(Figure record listings)
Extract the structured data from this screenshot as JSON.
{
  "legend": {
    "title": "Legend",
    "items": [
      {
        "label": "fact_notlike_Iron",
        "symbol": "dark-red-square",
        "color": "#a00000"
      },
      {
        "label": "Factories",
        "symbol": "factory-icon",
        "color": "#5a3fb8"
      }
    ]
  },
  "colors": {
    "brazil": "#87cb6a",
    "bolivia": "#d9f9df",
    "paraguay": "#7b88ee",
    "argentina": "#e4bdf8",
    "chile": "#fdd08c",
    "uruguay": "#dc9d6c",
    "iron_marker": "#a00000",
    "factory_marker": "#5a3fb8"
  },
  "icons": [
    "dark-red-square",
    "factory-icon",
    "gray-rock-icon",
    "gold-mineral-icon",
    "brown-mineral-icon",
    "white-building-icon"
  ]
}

(Exercise requirements):
Each line in the material above must be retyped without alteration.

(Solved problem):
Extract the structured data from this screenshot as JSON.
{
  "legend": {
    "title": "Legend",
    "items": [
      {
        "label": "fact_notlike_Iron",
        "symbol": "dark-red-square",
        "color": "#a00000"
      },
      {
        "label": "Factories",
        "symbol": "factory-icon",
        "color": "#5a3fb8"
      }
    ]
  },
  "colors": {
    "brazil": "#87cb6a",
    "bolivia": "#d9f9df",
    "paraguay": "#7b88ee",
    "argentina": "#e4bdf8",
    "chile": "#fdd08c",
    "uruguay": "#dc9d6c",
    "iron_marker": "#a00000",
    "factory_marker": "#5a3fb8"
  },
  "icons": [
    "dark-red-square",
    "factory-icon",
    "gray-rock-icon",
    "gold-mineral-icon",
    "brown-mineral-icon",
    "white-building-icon"
  ]
}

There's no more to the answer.